• **Travail à faire**:
1: Dressez la liste des personnes, et non des institutions, mentionnées dans l'article sur le vol d'un collier à Toulouse.
2: Donnez la suite de l'article sur le vol d'un collier à Toulouse, à partir de sa dernière phrase.

• **Texte source**:
:::::
Arrêté début décembre à Toulouse dans le cadre d’une enquête sur le vol d’un collier survenu à la station des Arènes, un homme de 26 ans a été confronté à sa garde à vue. Son avocate, Me Clothilde Leroux, a obtenu la nullité de la garde à vue et la relaxe du prévenu. Elle a insisté sur les droits de la défense et sur le fait que l’homme était malade lors de son interpellation et aurait dû être examiné par un médecin plus tôt pour pouvoir se défendre.
Au tribunal correctionnel, le parquet a fini par se rallier aux arguments de la défense, admettant que le médecin, prévenu seulement le lendemain, n’avait pas été alerté dans les délais. Cela n’avait toutefois pas conduit à l’abandon des poursuites pour vol à l’arraché dans le métro des Arènes. La victime, une femme âgée de 88 ans, avait été blessée lors de l’attaque.
:::::
• **Section des données**:
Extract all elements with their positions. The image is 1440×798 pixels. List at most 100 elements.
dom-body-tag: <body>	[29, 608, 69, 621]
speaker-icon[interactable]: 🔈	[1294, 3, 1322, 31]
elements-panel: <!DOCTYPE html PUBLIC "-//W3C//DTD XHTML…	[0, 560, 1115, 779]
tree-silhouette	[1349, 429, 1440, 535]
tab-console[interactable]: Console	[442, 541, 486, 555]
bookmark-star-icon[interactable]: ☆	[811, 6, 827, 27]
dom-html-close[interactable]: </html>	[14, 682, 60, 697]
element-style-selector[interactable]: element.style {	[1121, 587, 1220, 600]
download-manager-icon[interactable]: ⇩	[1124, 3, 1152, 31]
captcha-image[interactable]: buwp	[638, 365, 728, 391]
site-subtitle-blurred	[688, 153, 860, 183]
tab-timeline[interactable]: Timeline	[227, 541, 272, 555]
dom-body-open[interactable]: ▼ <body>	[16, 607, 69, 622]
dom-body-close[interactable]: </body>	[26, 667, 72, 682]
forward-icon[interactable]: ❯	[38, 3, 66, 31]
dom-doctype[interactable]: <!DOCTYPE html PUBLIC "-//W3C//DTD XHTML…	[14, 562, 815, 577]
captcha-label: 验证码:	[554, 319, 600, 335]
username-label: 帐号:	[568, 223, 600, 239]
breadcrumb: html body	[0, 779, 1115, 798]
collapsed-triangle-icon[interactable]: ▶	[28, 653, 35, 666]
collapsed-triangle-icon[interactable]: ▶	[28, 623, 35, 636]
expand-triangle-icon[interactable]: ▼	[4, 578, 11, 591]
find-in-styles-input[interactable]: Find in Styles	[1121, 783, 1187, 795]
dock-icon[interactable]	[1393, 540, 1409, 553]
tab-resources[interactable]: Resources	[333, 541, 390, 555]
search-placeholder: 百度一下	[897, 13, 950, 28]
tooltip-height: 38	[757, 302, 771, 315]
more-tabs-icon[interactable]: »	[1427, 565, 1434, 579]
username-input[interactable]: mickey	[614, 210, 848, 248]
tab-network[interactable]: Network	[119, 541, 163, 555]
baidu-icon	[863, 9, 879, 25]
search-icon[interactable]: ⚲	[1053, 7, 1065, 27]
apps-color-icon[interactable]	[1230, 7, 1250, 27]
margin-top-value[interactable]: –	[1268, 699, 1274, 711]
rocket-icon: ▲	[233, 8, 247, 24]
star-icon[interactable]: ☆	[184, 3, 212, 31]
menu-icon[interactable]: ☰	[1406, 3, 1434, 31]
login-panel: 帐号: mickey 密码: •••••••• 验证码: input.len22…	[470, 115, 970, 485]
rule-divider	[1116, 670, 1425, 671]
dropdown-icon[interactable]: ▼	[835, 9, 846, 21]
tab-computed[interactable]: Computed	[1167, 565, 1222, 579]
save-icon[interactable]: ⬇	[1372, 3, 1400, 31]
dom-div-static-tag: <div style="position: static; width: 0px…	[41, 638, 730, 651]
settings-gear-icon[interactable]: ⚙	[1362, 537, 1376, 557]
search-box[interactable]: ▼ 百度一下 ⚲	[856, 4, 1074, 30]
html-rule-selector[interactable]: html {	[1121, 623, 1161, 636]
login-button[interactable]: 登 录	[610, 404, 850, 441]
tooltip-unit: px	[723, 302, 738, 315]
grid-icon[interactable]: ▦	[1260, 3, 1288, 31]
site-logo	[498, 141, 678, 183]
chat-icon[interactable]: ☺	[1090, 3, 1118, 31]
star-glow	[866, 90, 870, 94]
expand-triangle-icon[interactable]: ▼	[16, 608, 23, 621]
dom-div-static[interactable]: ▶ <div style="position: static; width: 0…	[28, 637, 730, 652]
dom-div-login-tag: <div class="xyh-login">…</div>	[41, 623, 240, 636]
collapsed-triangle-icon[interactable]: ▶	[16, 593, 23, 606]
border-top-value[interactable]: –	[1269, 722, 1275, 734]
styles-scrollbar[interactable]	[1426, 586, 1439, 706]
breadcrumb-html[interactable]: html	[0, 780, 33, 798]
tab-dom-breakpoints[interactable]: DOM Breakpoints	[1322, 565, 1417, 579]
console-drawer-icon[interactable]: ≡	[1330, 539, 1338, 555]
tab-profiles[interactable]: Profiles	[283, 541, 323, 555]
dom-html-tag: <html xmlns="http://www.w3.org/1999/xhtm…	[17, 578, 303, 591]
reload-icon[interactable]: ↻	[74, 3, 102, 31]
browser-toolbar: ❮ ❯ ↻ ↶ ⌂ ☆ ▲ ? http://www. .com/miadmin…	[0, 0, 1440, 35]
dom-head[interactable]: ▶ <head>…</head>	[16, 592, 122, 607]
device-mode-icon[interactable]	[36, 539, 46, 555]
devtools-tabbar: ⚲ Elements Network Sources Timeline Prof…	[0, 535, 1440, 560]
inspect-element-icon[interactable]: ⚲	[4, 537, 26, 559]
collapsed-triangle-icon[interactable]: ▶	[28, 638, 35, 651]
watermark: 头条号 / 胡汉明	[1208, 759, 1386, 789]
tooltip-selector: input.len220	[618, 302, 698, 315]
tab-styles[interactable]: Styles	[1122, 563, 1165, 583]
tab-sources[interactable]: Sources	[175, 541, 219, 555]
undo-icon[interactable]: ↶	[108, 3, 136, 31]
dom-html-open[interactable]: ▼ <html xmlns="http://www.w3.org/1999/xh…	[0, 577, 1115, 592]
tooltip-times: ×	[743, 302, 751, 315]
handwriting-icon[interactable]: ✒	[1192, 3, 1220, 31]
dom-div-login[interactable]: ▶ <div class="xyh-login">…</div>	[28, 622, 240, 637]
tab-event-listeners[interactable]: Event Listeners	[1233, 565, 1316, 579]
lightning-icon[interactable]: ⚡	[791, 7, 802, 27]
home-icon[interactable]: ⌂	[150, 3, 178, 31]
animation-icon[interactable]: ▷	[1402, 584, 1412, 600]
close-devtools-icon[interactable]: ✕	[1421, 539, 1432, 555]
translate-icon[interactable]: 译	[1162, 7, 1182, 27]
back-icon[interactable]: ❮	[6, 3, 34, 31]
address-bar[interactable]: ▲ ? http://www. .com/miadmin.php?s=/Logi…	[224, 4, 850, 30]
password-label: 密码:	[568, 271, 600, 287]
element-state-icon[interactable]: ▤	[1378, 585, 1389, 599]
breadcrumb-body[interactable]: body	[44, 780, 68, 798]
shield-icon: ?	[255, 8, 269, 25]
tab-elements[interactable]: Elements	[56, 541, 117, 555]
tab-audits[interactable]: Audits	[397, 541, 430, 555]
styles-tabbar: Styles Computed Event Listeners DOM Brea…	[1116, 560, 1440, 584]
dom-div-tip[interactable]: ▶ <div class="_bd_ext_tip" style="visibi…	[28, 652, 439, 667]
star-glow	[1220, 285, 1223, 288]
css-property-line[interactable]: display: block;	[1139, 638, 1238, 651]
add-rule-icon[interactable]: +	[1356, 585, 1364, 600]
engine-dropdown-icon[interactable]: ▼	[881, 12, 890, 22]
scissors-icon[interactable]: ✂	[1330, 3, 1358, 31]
:::::
• **Réponses fournies**:
1:
- Un homme de 26 ans, le prévenu
- Me Clothilde Leroux, son avocate
- Le médecin
- La victime, une femme âgée de 88 ans

2:
Dans le dossier, Me Leroux a mis en évidence plusieurs incohérences. Des photos floues avaient été présentées comme des preuves et l’avocate affirme que l’homme brun, de taille moyenne avec une barbe, pourrait correspondre à bien d’autres personnes et pas à son client. Selon elle, au départ des investigations, 198 possibilités avaient été envisagées; trois jours plus tard, l’enquête désignait son client. L’homme aurait également déclaré qu’il ne se trouvait pas sur place ce lundi 8 décembre.
Le tribunal a finalement prononcé la nullité de la garde à vue pour vice de procédure et a relaxé le prévenu au bénéfice du doute. Cette double décision a été accueillie comme une victoire par l’avocate, qui défendait les droits de son client.